* Task instructions *
a – Answer these questions using the article on blind hiring:
(i) According to the subheading, what may be the only solution?
(ii) What could companies using GapJumpers see about candidates?
(iii) What were hiring managers too often swayed by?
b – Carry the article on blind hiring forward from where it stops.

======== Text block

Is Blind Hiring
the Best Hiring?

Most companies say they want
to attract a diverse workforce,
but few deliver. The only solution
may be a radical one: anonymity.

By CLAIRE CAIN MILLER Illustrations by JAMES GRAHAM FEB. 25, 2016

A few years ago, KedarIyer, an entrepreneur in Silicon Valley, became acutely aware of a problem in his industry: A surfeit of talented coders were routinely overlooked by employers because they lacked elite pedigrees. Hiring managers, he thought, were too often swayed by the name of a fancy college on a résumé. To try to address the problem, he created a software company called GapJumpers, working with employers to create challenges for applicants that mimicked what people would do on the job. Companies using GapJumpers wouldn’t see candidates’ résumés, just their names, photographs and test results. In theory, this process would shift employers’ focus from résumés to skills. Then, two years ago, he came across an idea that caused him to rethink his business.

================
======== Excerpted data

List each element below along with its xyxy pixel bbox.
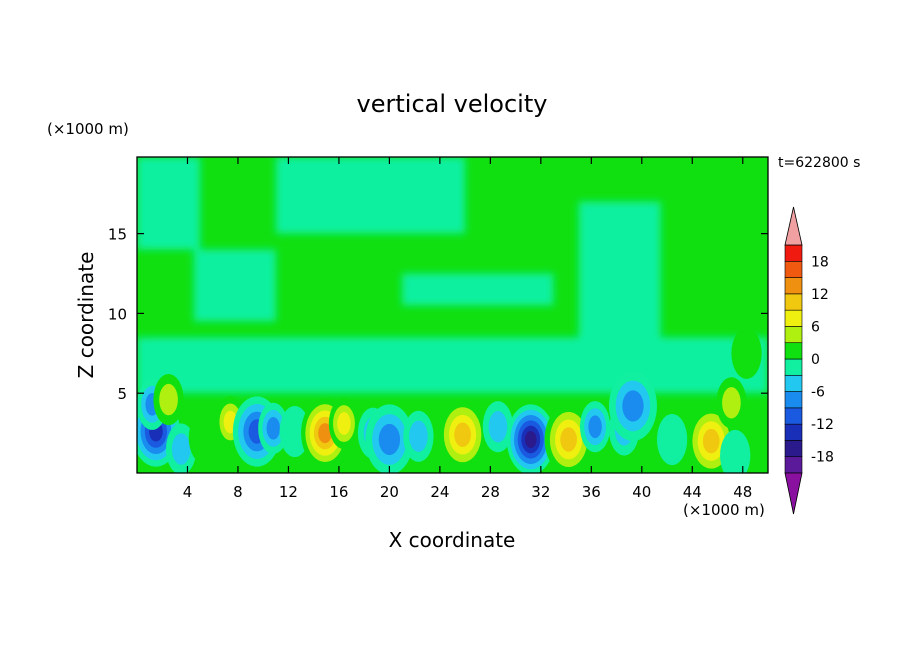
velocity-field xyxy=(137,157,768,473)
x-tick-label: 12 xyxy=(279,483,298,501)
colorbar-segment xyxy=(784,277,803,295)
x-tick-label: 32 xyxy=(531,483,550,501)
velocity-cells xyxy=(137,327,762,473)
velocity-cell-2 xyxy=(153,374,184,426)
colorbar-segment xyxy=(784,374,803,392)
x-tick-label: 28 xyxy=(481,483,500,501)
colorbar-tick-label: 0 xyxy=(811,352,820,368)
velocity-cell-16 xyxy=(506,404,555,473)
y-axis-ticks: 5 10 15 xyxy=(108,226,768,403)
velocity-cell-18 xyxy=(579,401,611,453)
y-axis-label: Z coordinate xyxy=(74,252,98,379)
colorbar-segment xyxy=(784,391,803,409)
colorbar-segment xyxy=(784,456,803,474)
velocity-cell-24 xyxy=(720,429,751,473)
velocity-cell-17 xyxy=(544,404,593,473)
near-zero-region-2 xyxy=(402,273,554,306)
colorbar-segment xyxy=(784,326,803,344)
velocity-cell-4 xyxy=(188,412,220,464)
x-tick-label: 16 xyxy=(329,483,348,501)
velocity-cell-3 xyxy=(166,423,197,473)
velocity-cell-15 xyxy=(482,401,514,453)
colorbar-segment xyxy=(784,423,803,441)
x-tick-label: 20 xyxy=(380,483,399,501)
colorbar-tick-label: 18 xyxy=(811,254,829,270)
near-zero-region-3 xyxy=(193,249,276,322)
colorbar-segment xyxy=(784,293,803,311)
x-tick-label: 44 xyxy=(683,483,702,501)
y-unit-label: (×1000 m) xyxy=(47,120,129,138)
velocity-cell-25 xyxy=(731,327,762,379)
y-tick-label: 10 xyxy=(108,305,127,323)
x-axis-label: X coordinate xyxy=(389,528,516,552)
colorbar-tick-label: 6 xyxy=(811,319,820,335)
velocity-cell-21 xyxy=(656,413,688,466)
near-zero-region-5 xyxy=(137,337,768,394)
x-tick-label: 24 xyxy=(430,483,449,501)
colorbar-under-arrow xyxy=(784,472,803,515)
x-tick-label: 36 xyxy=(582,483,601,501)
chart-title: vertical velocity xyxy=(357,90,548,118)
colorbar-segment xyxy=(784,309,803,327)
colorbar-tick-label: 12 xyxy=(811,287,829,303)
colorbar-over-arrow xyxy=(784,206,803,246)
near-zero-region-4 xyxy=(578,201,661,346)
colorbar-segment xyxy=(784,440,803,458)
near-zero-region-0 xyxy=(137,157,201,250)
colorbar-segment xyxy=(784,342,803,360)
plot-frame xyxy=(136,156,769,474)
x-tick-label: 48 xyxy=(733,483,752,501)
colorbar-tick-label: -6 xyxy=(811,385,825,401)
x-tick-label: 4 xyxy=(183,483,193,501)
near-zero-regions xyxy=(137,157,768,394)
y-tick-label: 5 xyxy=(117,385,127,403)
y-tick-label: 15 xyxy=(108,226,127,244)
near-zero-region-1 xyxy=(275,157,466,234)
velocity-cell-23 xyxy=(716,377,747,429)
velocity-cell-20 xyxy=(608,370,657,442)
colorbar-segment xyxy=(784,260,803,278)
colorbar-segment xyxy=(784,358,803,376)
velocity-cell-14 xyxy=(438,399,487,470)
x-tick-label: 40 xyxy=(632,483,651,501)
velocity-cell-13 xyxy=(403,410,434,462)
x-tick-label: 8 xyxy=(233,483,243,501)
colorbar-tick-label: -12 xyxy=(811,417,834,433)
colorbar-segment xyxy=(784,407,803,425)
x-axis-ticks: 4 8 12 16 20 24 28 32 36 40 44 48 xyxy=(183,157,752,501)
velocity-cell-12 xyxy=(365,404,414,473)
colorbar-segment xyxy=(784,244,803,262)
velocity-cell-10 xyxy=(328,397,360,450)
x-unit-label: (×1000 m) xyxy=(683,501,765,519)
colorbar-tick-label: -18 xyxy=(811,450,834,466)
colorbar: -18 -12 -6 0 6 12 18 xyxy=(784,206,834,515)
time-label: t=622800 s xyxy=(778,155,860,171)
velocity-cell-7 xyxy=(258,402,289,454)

================

* Results *
a –
(i) Anonymity.
(ii) Only the candidates' names, photographs and test results.
(iii) The name of a fancy college on a résumé.

b –
In the 1970s, symphony orchestras were still made up almost exclusively of white men — directors claimed they were the only ones qualified. Around that time, many began to use a new method of hiring musicians: blind auditions. Musicians auditioned behind screens so the judges couldn’t see what they looked like, and walked on carpeted floors so the judges couldn’t determine if they were women or men — the women often wore heels. The Boston Symphony Orchestra pioneered the practice in 1952, and more orchestras began using it after a high-profile racial discrimination case was brought by two black musicians against the New York Philharmonic in 1969. Researchers from Harvard and Princeton took notice and studied the results; they found that blind auditions increased the likelihood that a woman would be hired by between 25 and 46 percent. In fact, with blind auditions, women became slightly more likely to be hired than men. Confident that they would be treated fairly, female musicians started applying in greater numbers.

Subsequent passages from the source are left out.